Say how many lines contain the word "männlichen" and give no other text.

* * * * * * * * *

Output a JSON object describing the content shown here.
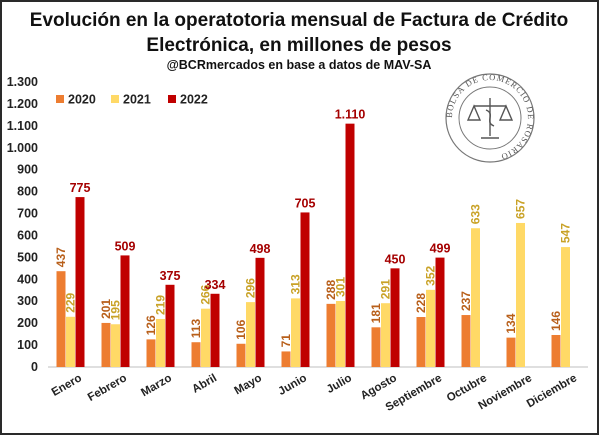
{
  "chart_data": {
    "type": "bar",
    "title_line1": "Evolución en la operatotoria mensual de Factura de Crédito",
    "title_line2": "Electrónica, en millones de pesos",
    "subtitle": "@BCRmercados en base a datos de MAV-SA",
    "categories": [
      "Enero",
      "Febrero",
      "Marzo",
      "Abril",
      "Mayo",
      "Junio",
      "Julio",
      "Agosto",
      "Septiembre",
      "Octubre",
      "Noviembre",
      "Diciembre"
    ],
    "series": [
      {
        "name": "2020",
        "color": "#ED7D31",
        "label_color": "#B85F1A",
        "values": [
          437,
          201,
          126,
          113,
          106,
          71,
          288,
          181,
          228,
          237,
          134,
          146
        ],
        "labels": [
          "437",
          "201",
          "126",
          "113",
          "106",
          "71",
          "288",
          "181",
          "228",
          "237",
          "134",
          "146"
        ]
      },
      {
        "name": "2021",
        "color": "#FFD966",
        "label_color": "#C9A227",
        "values": [
          229,
          195,
          219,
          266,
          296,
          313,
          301,
          291,
          352,
          633,
          657,
          547
        ],
        "labels": [
          "229",
          "195",
          "219",
          "266",
          "296",
          "313",
          "301",
          "291",
          "352",
          "633",
          "657",
          "547"
        ]
      },
      {
        "name": "2022",
        "color": "#C00000",
        "label_color": "#A50000",
        "values": [
          775,
          509,
          375,
          334,
          498,
          705,
          1110,
          450,
          499,
          null,
          null,
          null
        ],
        "labels": [
          "775",
          "509",
          "375",
          "334",
          "498",
          "705",
          "1.110",
          "450",
          "499",
          "",
          "",
          ""
        ]
      }
    ],
    "ylim": [
      0,
      1300
    ],
    "yticks": [
      0,
      100,
      200,
      300,
      400,
      500,
      600,
      700,
      800,
      900,
      1000,
      1100,
      1200,
      1300
    ],
    "ytick_labels": [
      "0",
      "100",
      "200",
      "300",
      "400",
      "500",
      "600",
      "700",
      "800",
      "900",
      "1.000",
      "1.100",
      "1.200",
      "1.300"
    ],
    "legend_position": "top-left",
    "grid": false
  },
  "seal": {
    "text": "BOLSA DE COMERCIO DE ROSARIO"
  }
}
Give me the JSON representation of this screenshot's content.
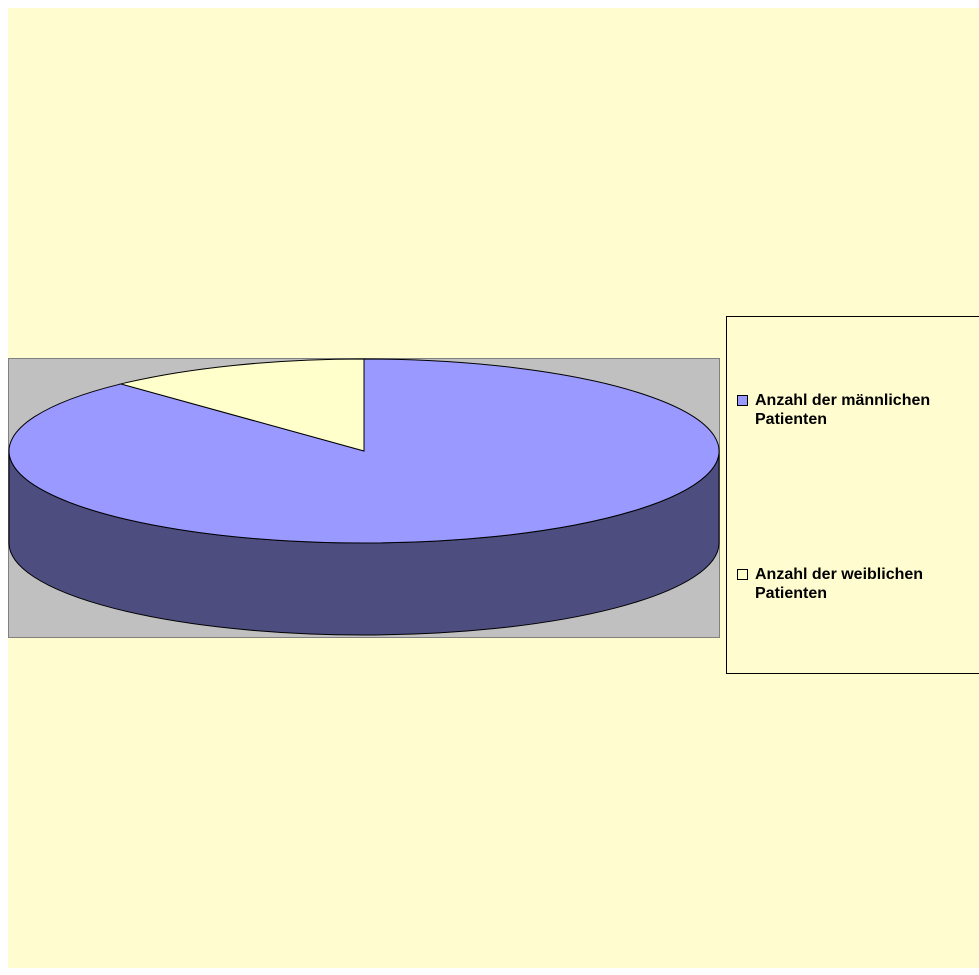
{
  "chart_data": {
    "type": "pie",
    "three_d": true,
    "title": "",
    "series": [
      {
        "slices": [
          {
            "label": "Anzahl der männlichen Patienten",
            "value": 88,
            "color": "#9999ff",
            "side_color": "#4d4d7f"
          },
          {
            "label": "Anzahl der weiblichen Patienten",
            "value": 12,
            "color": "#ffffcc",
            "side_color": "#7f7f66"
          }
        ]
      }
    ],
    "legend_placement": "right",
    "plot_background": "#c0c0c0",
    "chart_background": "#fffdd0"
  },
  "legend": {
    "items": [
      {
        "label": "Anzahl der männlichen Patienten",
        "color": "#9999ff"
      },
      {
        "label": "Anzahl der weiblichen Patienten",
        "color": "#ffffcc"
      }
    ]
  }
}
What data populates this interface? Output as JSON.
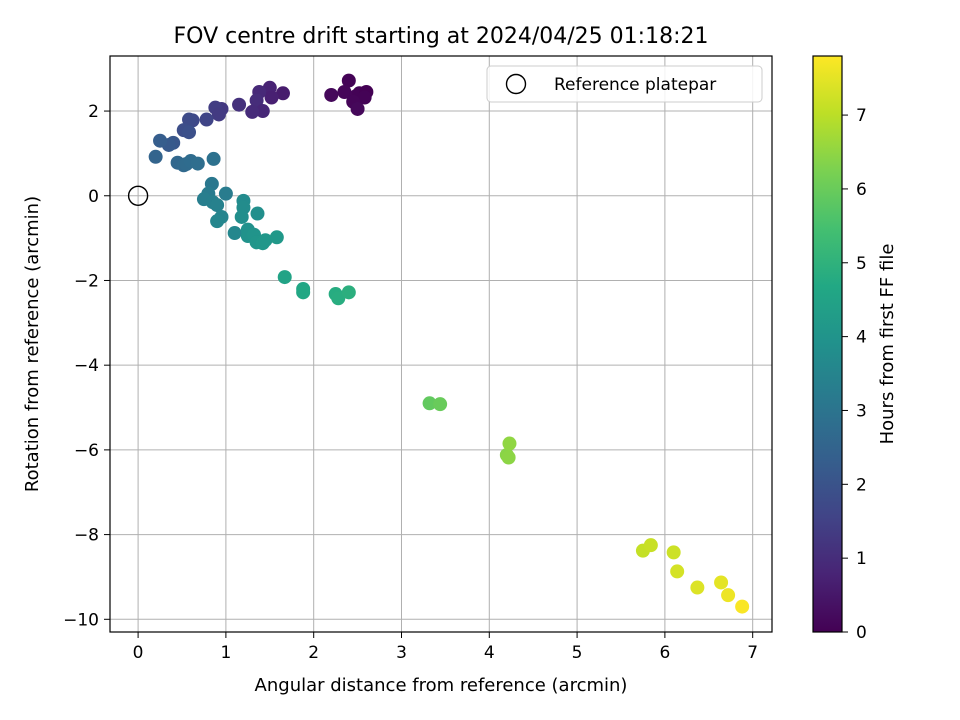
{
  "chart_data": {
    "type": "scatter",
    "title": "FOV centre drift starting at 2024/04/25 01:18:21",
    "xlabel": "Angular distance from reference (arcmin)",
    "ylabel": "Rotation from reference (arcmin)",
    "xlim": [
      -0.32,
      7.22
    ],
    "ylim": [
      -10.3,
      3.3
    ],
    "xticks": [
      0,
      1,
      2,
      3,
      4,
      5,
      6,
      7
    ],
    "yticks": [
      2,
      0,
      -2,
      -4,
      -6,
      -8,
      -10
    ],
    "xtick_labels": [
      "0",
      "1",
      "2",
      "3",
      "4",
      "5",
      "6",
      "7"
    ],
    "ytick_labels": [
      "2",
      "0",
      "−2",
      "−4",
      "−6",
      "−8",
      "−10"
    ],
    "grid": true,
    "legend": {
      "position": "top-right",
      "entries": [
        "Reference platepar"
      ]
    },
    "reference_point": {
      "x": 0,
      "y": 0,
      "label": "Reference platepar"
    },
    "colorbar": {
      "label": "Hours from first FF file",
      "colormap": "viridis",
      "range": [
        0,
        7.8
      ],
      "ticks": [
        0,
        1,
        2,
        3,
        4,
        5,
        6,
        7
      ],
      "tick_labels": [
        "0",
        "1",
        "2",
        "3",
        "4",
        "5",
        "6",
        "7"
      ]
    },
    "points": [
      {
        "x": 2.4,
        "y": 2.72,
        "c": 0.05
      },
      {
        "x": 2.35,
        "y": 2.45,
        "c": 0.1
      },
      {
        "x": 2.2,
        "y": 2.38,
        "c": 0.15
      },
      {
        "x": 2.48,
        "y": 2.35,
        "c": 0.1
      },
      {
        "x": 2.52,
        "y": 2.42,
        "c": 0.05
      },
      {
        "x": 2.6,
        "y": 2.45,
        "c": 0.0
      },
      {
        "x": 2.58,
        "y": 2.32,
        "c": 0.05
      },
      {
        "x": 2.45,
        "y": 2.22,
        "c": 0.1
      },
      {
        "x": 2.5,
        "y": 2.05,
        "c": 0.15
      },
      {
        "x": 1.65,
        "y": 2.42,
        "c": 0.6
      },
      {
        "x": 1.5,
        "y": 2.55,
        "c": 0.75
      },
      {
        "x": 1.52,
        "y": 2.32,
        "c": 0.7
      },
      {
        "x": 1.38,
        "y": 2.45,
        "c": 0.9
      },
      {
        "x": 1.35,
        "y": 2.25,
        "c": 1.0
      },
      {
        "x": 1.42,
        "y": 2.0,
        "c": 0.85
      },
      {
        "x": 1.3,
        "y": 1.98,
        "c": 0.95
      },
      {
        "x": 1.15,
        "y": 2.15,
        "c": 1.1
      },
      {
        "x": 0.95,
        "y": 2.05,
        "c": 1.3
      },
      {
        "x": 0.88,
        "y": 2.08,
        "c": 1.4
      },
      {
        "x": 0.92,
        "y": 1.92,
        "c": 1.35
      },
      {
        "x": 0.78,
        "y": 1.8,
        "c": 1.6
      },
      {
        "x": 0.62,
        "y": 1.78,
        "c": 1.7
      },
      {
        "x": 0.58,
        "y": 1.8,
        "c": 1.75
      },
      {
        "x": 0.52,
        "y": 1.55,
        "c": 1.85
      },
      {
        "x": 0.58,
        "y": 1.5,
        "c": 1.9
      },
      {
        "x": 0.4,
        "y": 1.25,
        "c": 2.1
      },
      {
        "x": 0.35,
        "y": 1.2,
        "c": 2.2
      },
      {
        "x": 0.25,
        "y": 1.3,
        "c": 2.3
      },
      {
        "x": 0.2,
        "y": 0.92,
        "c": 2.5
      },
      {
        "x": 0.45,
        "y": 0.78,
        "c": 2.6
      },
      {
        "x": 0.52,
        "y": 0.72,
        "c": 2.65
      },
      {
        "x": 0.55,
        "y": 0.75,
        "c": 2.7
      },
      {
        "x": 0.6,
        "y": 0.82,
        "c": 2.75
      },
      {
        "x": 0.68,
        "y": 0.76,
        "c": 2.8
      },
      {
        "x": 0.86,
        "y": 0.87,
        "c": 2.9
      },
      {
        "x": 0.84,
        "y": 0.28,
        "c": 3.1
      },
      {
        "x": 0.8,
        "y": 0.05,
        "c": 3.2
      },
      {
        "x": 1.0,
        "y": 0.05,
        "c": 3.25
      },
      {
        "x": 0.75,
        "y": -0.08,
        "c": 3.3
      },
      {
        "x": 0.85,
        "y": -0.15,
        "c": 3.35
      },
      {
        "x": 0.9,
        "y": -0.22,
        "c": 3.4
      },
      {
        "x": 0.95,
        "y": -0.5,
        "c": 3.5
      },
      {
        "x": 0.9,
        "y": -0.6,
        "c": 3.55
      },
      {
        "x": 1.1,
        "y": -0.88,
        "c": 3.6
      },
      {
        "x": 1.2,
        "y": -0.12,
        "c": 3.7
      },
      {
        "x": 1.2,
        "y": -0.28,
        "c": 3.75
      },
      {
        "x": 1.18,
        "y": -0.5,
        "c": 3.8
      },
      {
        "x": 1.36,
        "y": -0.42,
        "c": 3.85
      },
      {
        "x": 1.25,
        "y": -0.8,
        "c": 3.9
      },
      {
        "x": 1.25,
        "y": -0.95,
        "c": 3.95
      },
      {
        "x": 1.32,
        "y": -0.92,
        "c": 4.0
      },
      {
        "x": 1.35,
        "y": -1.1,
        "c": 4.05
      },
      {
        "x": 1.42,
        "y": -1.12,
        "c": 4.1
      },
      {
        "x": 1.45,
        "y": -1.05,
        "c": 4.1
      },
      {
        "x": 1.58,
        "y": -0.98,
        "c": 4.15
      },
      {
        "x": 1.67,
        "y": -1.92,
        "c": 4.5
      },
      {
        "x": 1.88,
        "y": -2.2,
        "c": 4.6
      },
      {
        "x": 1.88,
        "y": -2.28,
        "c": 4.65
      },
      {
        "x": 2.25,
        "y": -2.32,
        "c": 4.8
      },
      {
        "x": 2.28,
        "y": -2.42,
        "c": 4.85
      },
      {
        "x": 2.4,
        "y": -2.28,
        "c": 4.9
      },
      {
        "x": 3.32,
        "y": -4.9,
        "c": 5.9
      },
      {
        "x": 3.44,
        "y": -4.92,
        "c": 6.0
      },
      {
        "x": 4.2,
        "y": -6.12,
        "c": 6.4
      },
      {
        "x": 4.22,
        "y": -6.18,
        "c": 6.45
      },
      {
        "x": 4.23,
        "y": -5.85,
        "c": 6.5
      },
      {
        "x": 5.75,
        "y": -8.38,
        "c": 7.1
      },
      {
        "x": 5.84,
        "y": -8.25,
        "c": 7.15
      },
      {
        "x": 6.1,
        "y": -8.42,
        "c": 7.2
      },
      {
        "x": 6.14,
        "y": -8.87,
        "c": 7.3
      },
      {
        "x": 6.37,
        "y": -9.25,
        "c": 7.4
      },
      {
        "x": 6.64,
        "y": -9.13,
        "c": 7.5
      },
      {
        "x": 6.72,
        "y": -9.43,
        "c": 7.6
      },
      {
        "x": 6.88,
        "y": -9.7,
        "c": 7.75
      }
    ]
  }
}
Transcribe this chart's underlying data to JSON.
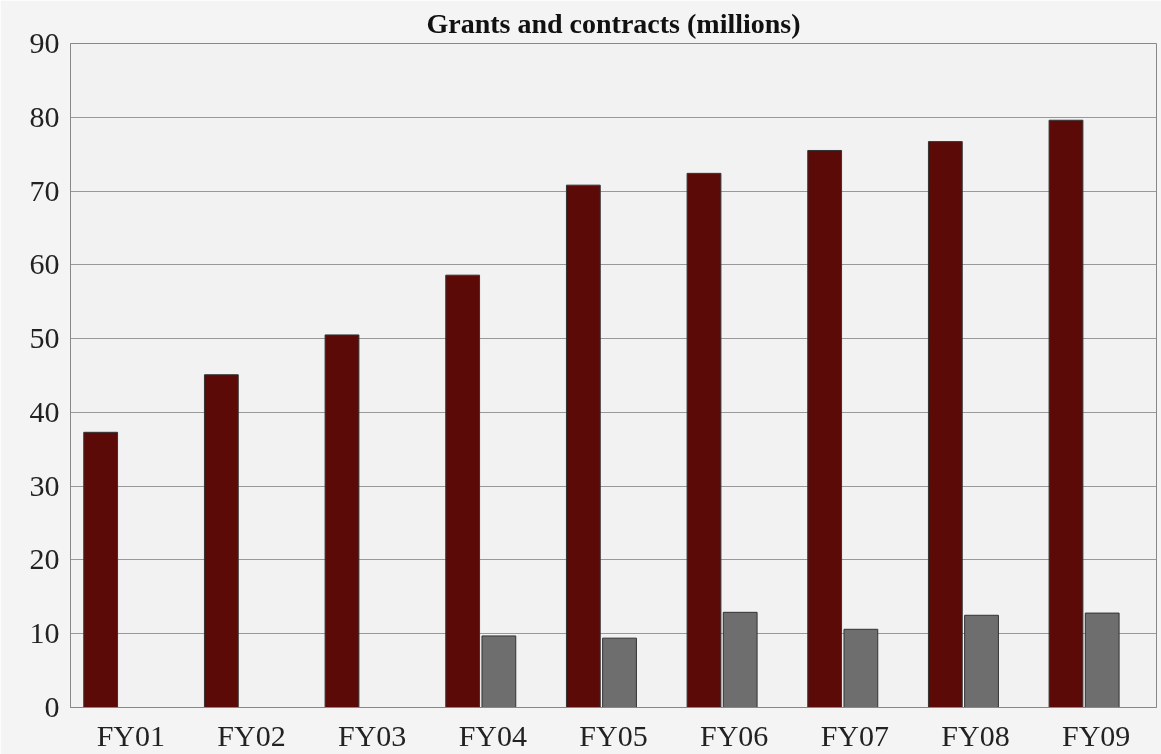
{
  "chart_data": {
    "type": "bar",
    "title": "Grants and contracts (millions)",
    "categories": [
      "FY01",
      "FY02",
      "FY03",
      "FY04",
      "FY05",
      "FY06",
      "FY07",
      "FY08",
      "FY09"
    ],
    "series": [
      {
        "color": "#5c0a08",
        "values": [
          37.3,
          45.1,
          50.5,
          58.6,
          70.8,
          72.4,
          75.5,
          76.7,
          79.6
        ]
      },
      {
        "color": "#6e6e6e",
        "values": [
          null,
          null,
          null,
          9.7,
          9.4,
          12.9,
          10.6,
          12.5,
          12.8
        ]
      }
    ],
    "ylim": [
      0,
      90
    ],
    "yticks": [
      0,
      10,
      20,
      30,
      40,
      50,
      60,
      70,
      80,
      90
    ],
    "grid": "y"
  }
}
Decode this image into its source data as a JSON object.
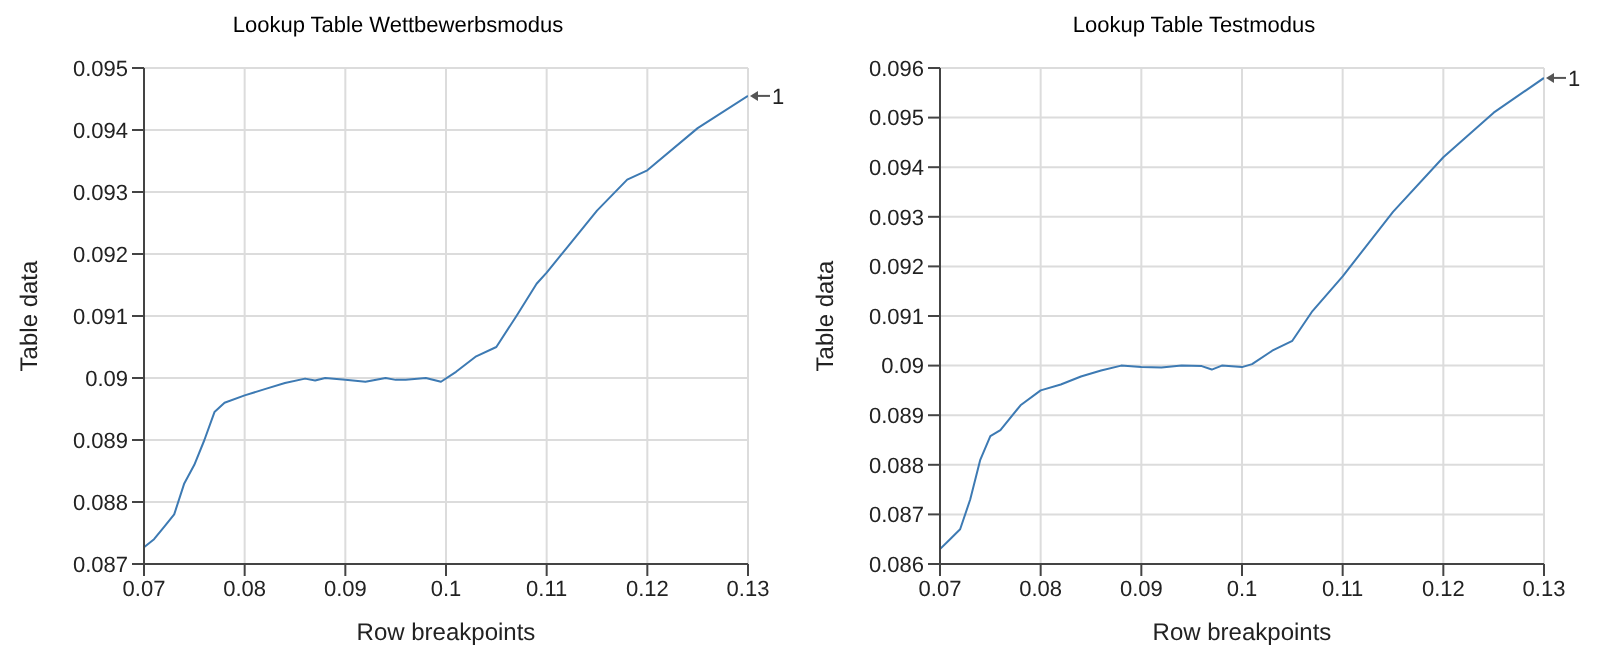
{
  "chart_data": [
    {
      "type": "line",
      "title": "Lookup Table Wettbewerbsmodus",
      "xlabel": "Row breakpoints",
      "ylabel": "Table data",
      "grid": true,
      "legend": false,
      "marker": "none",
      "line_style": "solid",
      "x": [
        0.07,
        0.071,
        0.072,
        0.073,
        0.074,
        0.075,
        0.076,
        0.077,
        0.078,
        0.08,
        0.082,
        0.084,
        0.086,
        0.087,
        0.088,
        0.09,
        0.092,
        0.094,
        0.095,
        0.096,
        0.098,
        0.0995,
        0.101,
        0.103,
        0.105,
        0.107,
        0.109,
        0.11,
        0.112,
        0.115,
        0.118,
        0.12,
        0.125,
        0.13
      ],
      "series": [
        {
          "color": "#3d7ab3",
          "values": [
            0.08727,
            0.0874,
            0.0876,
            0.0878,
            0.0883,
            0.0886,
            0.089,
            0.08945,
            0.0896,
            0.08972,
            0.08982,
            0.08992,
            0.08999,
            0.08996,
            0.09,
            0.08997,
            0.08994,
            0.09,
            0.08997,
            0.08997,
            0.09,
            0.08994,
            0.0901,
            0.09035,
            0.0905,
            0.091,
            0.09152,
            0.0917,
            0.0921,
            0.0927,
            0.0932,
            0.09335,
            0.09403,
            0.09455
          ]
        }
      ],
      "xlim": [
        0.07,
        0.13
      ],
      "xticks": [
        0.07,
        0.08,
        0.09,
        0.1,
        0.11,
        0.12,
        0.13
      ],
      "ylim": [
        0.087,
        0.095
      ],
      "yticks": [
        0.087,
        0.088,
        0.089,
        0.09,
        0.091,
        0.092,
        0.093,
        0.094,
        0.095
      ],
      "annotations": [
        {
          "text": "1",
          "x": 0.13,
          "y": 0.09455
        }
      ]
    },
    {
      "type": "line",
      "title": "Lookup Table Testmodus",
      "xlabel": "Row breakpoints",
      "ylabel": "Table data",
      "grid": true,
      "legend": false,
      "marker": "none",
      "line_style": "solid",
      "x": [
        0.07,
        0.071,
        0.072,
        0.073,
        0.074,
        0.075,
        0.076,
        0.078,
        0.08,
        0.082,
        0.084,
        0.086,
        0.088,
        0.09,
        0.092,
        0.094,
        0.096,
        0.097,
        0.098,
        0.1,
        0.101,
        0.103,
        0.105,
        0.107,
        0.11,
        0.115,
        0.12,
        0.125,
        0.13
      ],
      "series": [
        {
          "color": "#3d7ab3",
          "values": [
            0.0863,
            0.0865,
            0.0867,
            0.0873,
            0.0881,
            0.08858,
            0.0887,
            0.0892,
            0.0895,
            0.08962,
            0.08978,
            0.0899,
            0.09,
            0.08997,
            0.08996,
            0.09,
            0.08999,
            0.08992,
            0.09,
            0.08997,
            0.09003,
            0.0903,
            0.0905,
            0.0911,
            0.0918,
            0.0931,
            0.0942,
            0.0951,
            0.0958
          ]
        }
      ],
      "xlim": [
        0.07,
        0.13
      ],
      "xticks": [
        0.07,
        0.08,
        0.09,
        0.1,
        0.11,
        0.12,
        0.13
      ],
      "ylim": [
        0.086,
        0.096
      ],
      "yticks": [
        0.086,
        0.087,
        0.088,
        0.089,
        0.09,
        0.091,
        0.092,
        0.093,
        0.094,
        0.095,
        0.096
      ],
      "annotations": [
        {
          "text": "1",
          "x": 0.13,
          "y": 0.0958
        }
      ]
    }
  ]
}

* * * * * * * * *

Result of this exercise
2